• [Task prompt]:
Search the records below for the word "nawaa" and show every line where it occurs.

• [Input for this task]:
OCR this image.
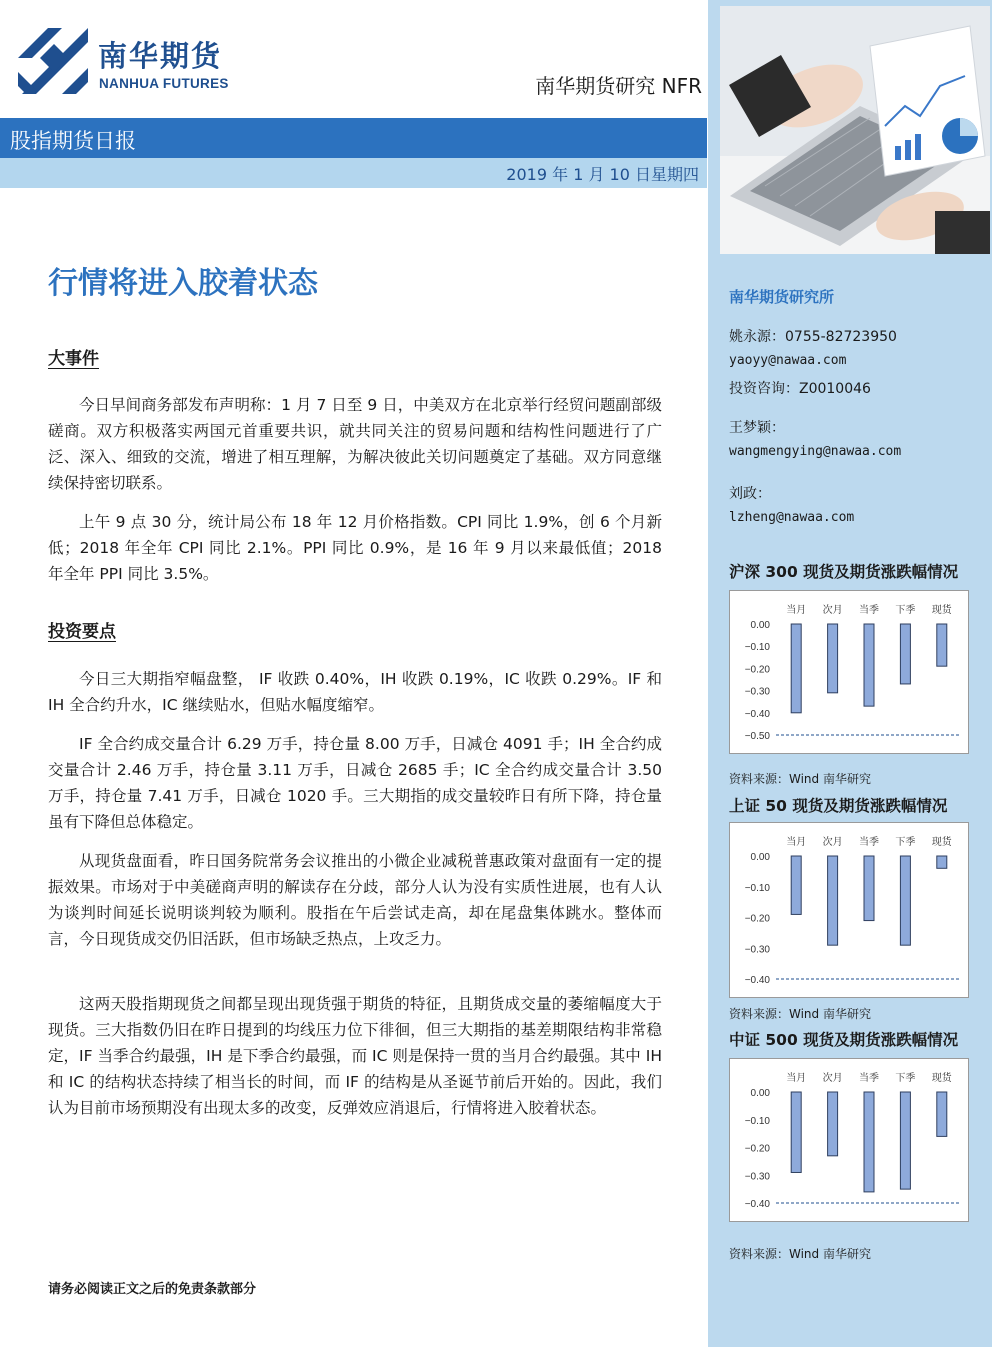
南华期货
NANHUA FUTURES	南华期货研究 NFR
股指期货日报
2019 年 1 月 10 日星期四
行情将进入胶着状态
大事件

今日早间商务部发布声明称：1 月 7 日至 9 日，中美双方在北京举行经贸问题副部级磋商。双方积极落实两国元首重要共识，就共同关注的贸易问题和结构性问题进行了广泛、深入、细致的交流，增进了相互理解，为解决彼此关切问题奠定了基础。双方同意继续保持密切联系。

上午 9 点 30 分，统计局公布 18 年 12 月价格指数。CPI 同比 1.9%，创 6 个月新低；2018 年全年 CPI 同比 2.1%。PPI 同比 0.9%，是 16 年 9 月以来最低值；2018 年全年 PPI 同比 3.5%。

投资要点

今日三大期指窄幅盘整， IF 收跌 0.40%，IH 收跌 0.19%，IC 收跌 0.29%。IF 和 IH 全合约升水，IC 继续贴水，但贴水幅度缩窄。

IF 全合约成交量合计 6.29 万手，持仓量 8.00 万手，日减仓 4091 手；IH 全合约成交量合计 2.46 万手，持仓量 3.11 万手，日减仓 2685 手；IC 全合约成交量合计 3.50 万手，持仓量 7.41 万手，日减仓 1020 手。三大期指的成交量较昨日有所下降，持仓量虽有下降但总体稳定。

从现货盘面看，昨日国务院常务会议推出的小微企业减税普惠政策对盘面有一定的提振效果。市场对于中美磋商声明的解读存在分歧，部分人认为没有实质性进展，也有人认为谈判时间延长说明谈判较为顺利。股指在午后尝试走高，却在尾盘集体跳水。整体而言，今日现货成交仍旧活跃，但市场缺乏热点，上攻乏力。

这两天股指期现货之间都呈现出现货强于期货的特征，且期货成交量的萎缩幅度大于现货。三大指数仍旧在昨日提到的均线压力位下徘徊，但三大期指的基差期限结构非常稳定，IF 当季合约最强，IH 是下季合约最强，而 IC 则是保持一贯的当月合约最强。其中 IH 和 IC 的结构状态持续了相当长的时间，而 IF 的结构是从圣诞节前后开始的。因此，我们认为目前市场预期没有出现太多的改变，反弹效应消退后，行情将进入胶着状态。

请务必阅读正文之后的免责条款部分
南华期货研究所
姚永源：0755-82723950
yaoyy@nawaa.com
投资咨询：Z0010046
王梦颖：
wangmengying@nawaa.com
刘政：
lzheng@nawaa.com
沪深 300 现货及期货涨跌幅情况
0.00
−0.10
−0.20
−0.30
−0.40
−0.50
当月 次月 当季 下季 现货
资料来源：Wind 南华研究
上证 50 现货及期货涨跌幅情况
0.00
−0.10
−0.20
−0.30
−0.40
当月 次月 当季 下季 现货
资料来源：Wind 南华研究
中证 500 现货及期货涨跌幅情况
0.00
−0.10
−0.20
−0.30
−0.40
当月 次月 当季 下季 现货
资料来源：Wind 南华研究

• [Exercise answer]:
yaoyy@nawaa.com
wangmengying@nawaa.com
lzheng@nawaa.com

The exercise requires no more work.